Go through the data below and gather each line containing "interface".

— Begin —

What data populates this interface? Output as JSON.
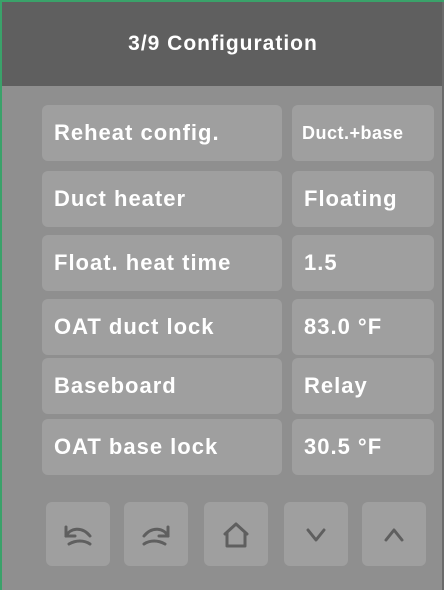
{
  "header": {
    "title": "3/9 Configuration"
  },
  "rows": [
    {
      "label": "Reheat config.",
      "value": "Duct.+base"
    },
    {
      "label": "Duct heater",
      "value": "Floating"
    },
    {
      "label": "Float. heat time",
      "value": "1.5"
    },
    {
      "label": "OAT duct lock",
      "value": "83.0 °F"
    },
    {
      "label": "Baseboard",
      "value": "Relay"
    },
    {
      "label": "OAT base lock",
      "value": "30.5 °F"
    }
  ],
  "nav": {
    "icons": [
      "undo-icon",
      "redo-icon",
      "home-icon",
      "chevron-down-icon",
      "chevron-up-icon"
    ]
  },
  "colors": {
    "background": "#8f8f8f",
    "header": "#5f5f5f",
    "button": "#9f9f9f",
    "text": "#ffffff",
    "icon": "#5f5f5f",
    "accent_border": "#3aa26a"
  }
}
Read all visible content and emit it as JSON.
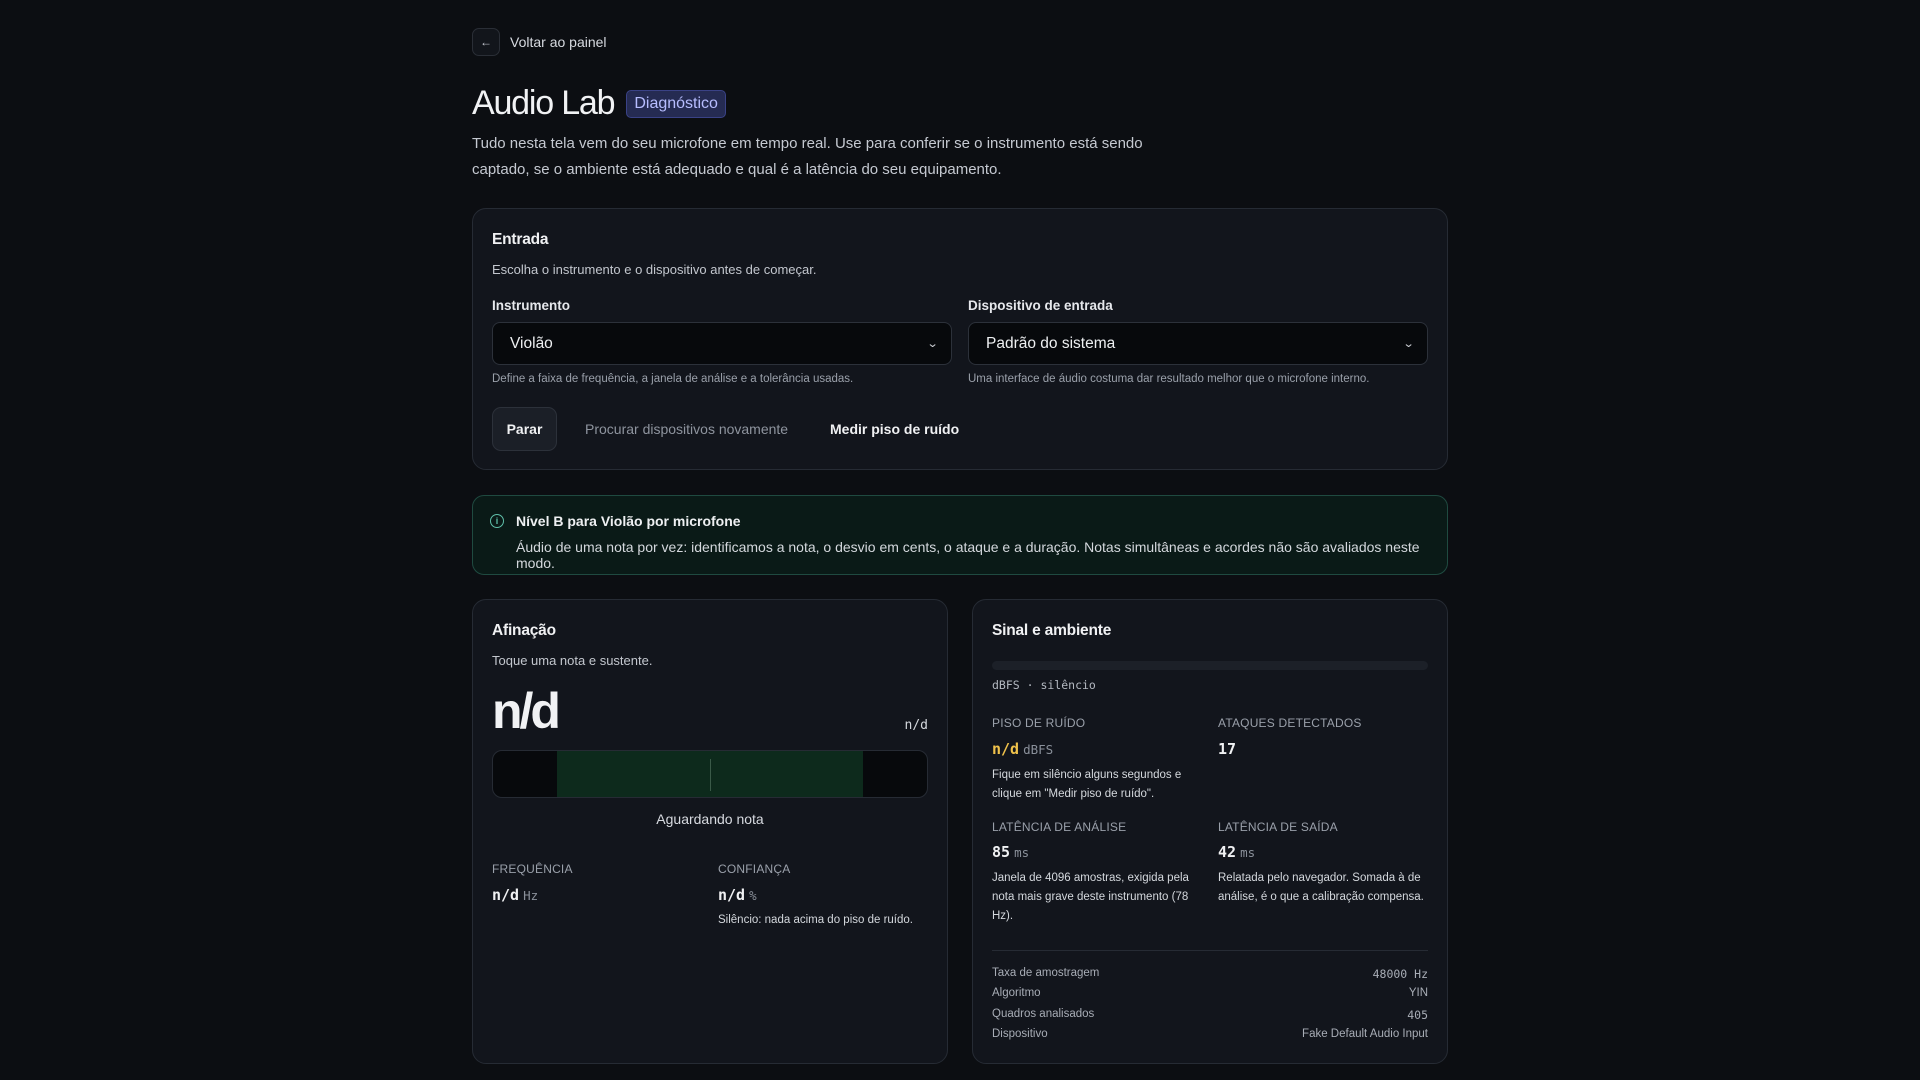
{
  "back": {
    "label": "Voltar ao painel",
    "icon": "arrow-left-icon"
  },
  "header": {
    "title": "Audio Lab",
    "badge": "Diagnóstico",
    "intro": "Tudo nesta tela vem do seu microfone em tempo real. Use para conferir se o instrumento está sendo captado, se o ambiente está adequado e qual é a latência do seu equipamento."
  },
  "entrada": {
    "title": "Entrada",
    "subtitle": "Escolha o instrumento e o dispositivo antes de começar.",
    "instrument": {
      "label": "Instrumento",
      "value": "Violão",
      "hint": "Define a faixa de frequência, a janela de análise e a tolerância usadas."
    },
    "device": {
      "label": "Dispositivo de entrada",
      "value": "Padrão do sistema",
      "hint": "Uma interface de áudio costuma dar resultado melhor que o microfone interno."
    },
    "buttons": {
      "stop": "Parar",
      "rescan": "Procurar dispositivos novamente",
      "noise": "Medir piso de ruído"
    }
  },
  "info": {
    "title": "Nível B para Violão por microfone",
    "text": "Áudio de uma nota por vez: identificamos a nota, o desvio em cents, o ataque e a duração. Notas simultâneas e acordes não são avaliados neste modo."
  },
  "afinacao": {
    "title": "Afinação",
    "subtitle": "Toque uma nota e sustente.",
    "note": "n/d",
    "note_side": "n/d",
    "status": "Aguardando nota",
    "frequency": {
      "label": "FREQUÊNCIA",
      "value": "n/d",
      "unit": "Hz"
    },
    "confidence": {
      "label": "CONFIANÇA",
      "value": "n/d",
      "unit": "%",
      "note": "Silêncio: nada acima do piso de ruído."
    }
  },
  "sinal": {
    "title": "Sinal e ambiente",
    "caption": "dBFS · silêncio",
    "noise_floor": {
      "label": "PISO DE RUÍDO",
      "value": "n/d",
      "unit": "dBFS",
      "note": "Fique em silêncio alguns segundos e clique em \"Medir piso de ruído\"."
    },
    "attacks": {
      "label": "ATAQUES DETECTADOS",
      "value": "17"
    },
    "analysis_latency": {
      "label": "LATÊNCIA DE ANÁLISE",
      "value": "85",
      "unit": "ms",
      "note": "Janela de 4096 amostras, exigida pela nota mais grave deste instrumento (78 Hz)."
    },
    "output_latency": {
      "label": "LATÊNCIA DE SAÍDA",
      "value": "42",
      "unit": "ms",
      "note": "Relatada pelo navegador. Somada à de análise, é o que a calibração compensa."
    },
    "details": [
      {
        "key": "Taxa de amostragem",
        "value": "48000 Hz"
      },
      {
        "key": "Algoritmo",
        "value": "YIN"
      },
      {
        "key": "Quadros analisados",
        "value": "405"
      },
      {
        "key": "Dispositivo",
        "value": "Fake Default Audio Input"
      }
    ]
  },
  "colors": {
    "accent_badge": "#b7bdff",
    "info_border": "#1f4a40",
    "warning": "#f0c24b"
  }
}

— End —

#### [FINAL RESULT]
What data populates this interface? Output as JSON.
      "hint": "Uma interface de áudio costuma dar resultado melhor que o microfone interno."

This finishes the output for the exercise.